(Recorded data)
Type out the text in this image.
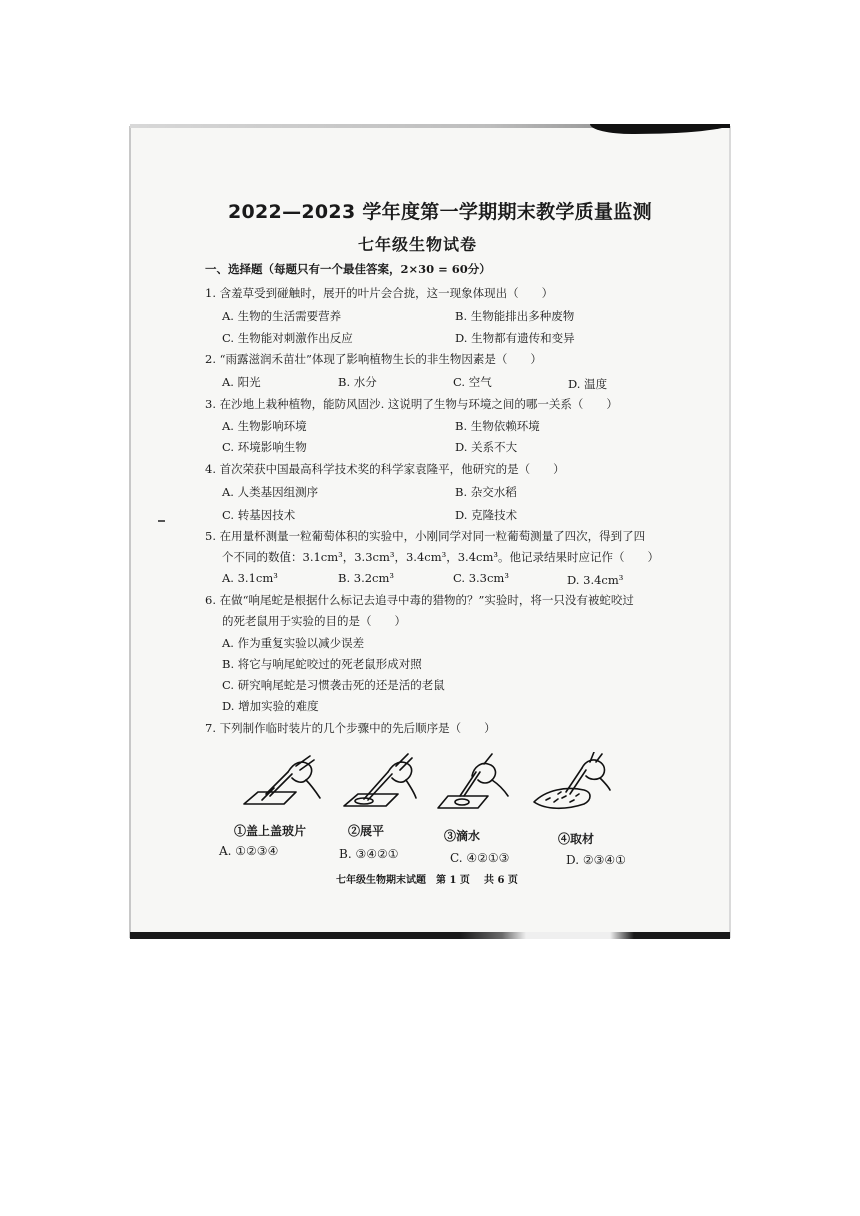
2022—2023 学年度第一学期期末教学质量监测
七年级生物试卷
一、选择题（每题只有一个最佳答案，2×30 = 60分）
1. 含羞草受到碰触时，展开的叶片会合拢，这一现象体现出（　　）
A. 生物的生活需要营养	B. 生物能排出多种废物
C. 生物能对刺激作出反应	D. 生物都有遗传和变异
2. “雨露滋润禾苗壮”体现了影响植物生长的非生物因素是（　　）
A. 阳光	B. 水分	C. 空气	D. 温度
3. 在沙地上栽种植物，能防风固沙. 这说明了生物与环境之间的哪一关系（　　）
A. 生物影响环境	B. 生物依赖环境
C. 环境影响生物	D. 关系不大
4. 首次荣获中国最高科学技术奖的科学家袁隆平，他研究的是（　　）
A. 人类基因组测序	B. 杂交水稻
C. 转基因技术	D. 克隆技术
5. 在用量杯测量一粒葡萄体积的实验中，小刚同学对同一粒葡萄测量了四次，得到了四
个不同的数值：3.1cm³，3.3cm³，3.4cm³，3.4cm³。他记录结果时应记作（　　）
A. 3.1cm³	B. 3.2cm³	C. 3.3cm³	D. 3.4cm³
6. 在做“响尾蛇是根据什么标记去追寻中毒的猎物的？”实验时，将一只没有被蛇咬过
的死老鼠用于实验的目的是（　　）
A. 作为重复实验以减少误差
B. 将它与响尾蛇咬过的死老鼠形成对照
C. 研究响尾蛇是习惯袭击死的还是活的老鼠
D. 增加实验的难度
7. 下列制作临时装片的几个步骤中的先后顺序是（　　）
①盖上盖玻片	②展平	③滴水	④取材
A. ①②③④	B. ③④②①	C. ④②①③	D. ②③④①
七年级生物期末试题 第 1 页 共 6 页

Written request: Go through the data above and transcribe it in full, omitting any image.

Full output:
Type out the text in this image.
2022—2023 学年度第一学期期末教学质量监测
七年级生物试卷
一、选择题（每题只有一个最佳答案，2×30 = 60分）
1. 含羞草受到碰触时，展开的叶片会合拢，这一现象体现出（　　）
A. 生物的生活需要营养	B. 生物能排出多种废物
C. 生物能对刺激作出反应	D. 生物都有遗传和变异
2. “雨露滋润禾苗壮”体现了影响植物生长的非生物因素是（　　）
A. 阳光	B. 水分	C. 空气	D. 温度
3. 在沙地上栽种植物，能防风固沙. 这说明了生物与环境之间的哪一关系（　　）
A. 生物影响环境	B. 生物依赖环境
C. 环境影响生物	D. 关系不大
4. 首次荣获中国最高科学技术奖的科学家袁隆平，他研究的是（　　）
A. 人类基因组测序	B. 杂交水稻
C. 转基因技术	D. 克隆技术
5. 在用量杯测量一粒葡萄体积的实验中，小刚同学对同一粒葡萄测量了四次，得到了四
个不同的数值：3.1cm³，3.3cm³，3.4cm³，3.4cm³。他记录结果时应记作（　　）
A. 3.1cm³	B. 3.2cm³	C. 3.3cm³	D. 3.4cm³
6. 在做“响尾蛇是根据什么标记去追寻中毒的猎物的？”实验时，将一只没有被蛇咬过
的死老鼠用于实验的目的是（　　）
A. 作为重复实验以减少误差
B. 将它与响尾蛇咬过的死老鼠形成对照
C. 研究响尾蛇是习惯袭击死的还是活的老鼠
D. 增加实验的难度
7. 下列制作临时装片的几个步骤中的先后顺序是（　　）
①盖上盖玻片	②展平	③滴水	④取材
A. ①②③④	B. ③④②①	C. ④②①③	D. ②③④①
七年级生物期末试题 第 1 页 共 6 页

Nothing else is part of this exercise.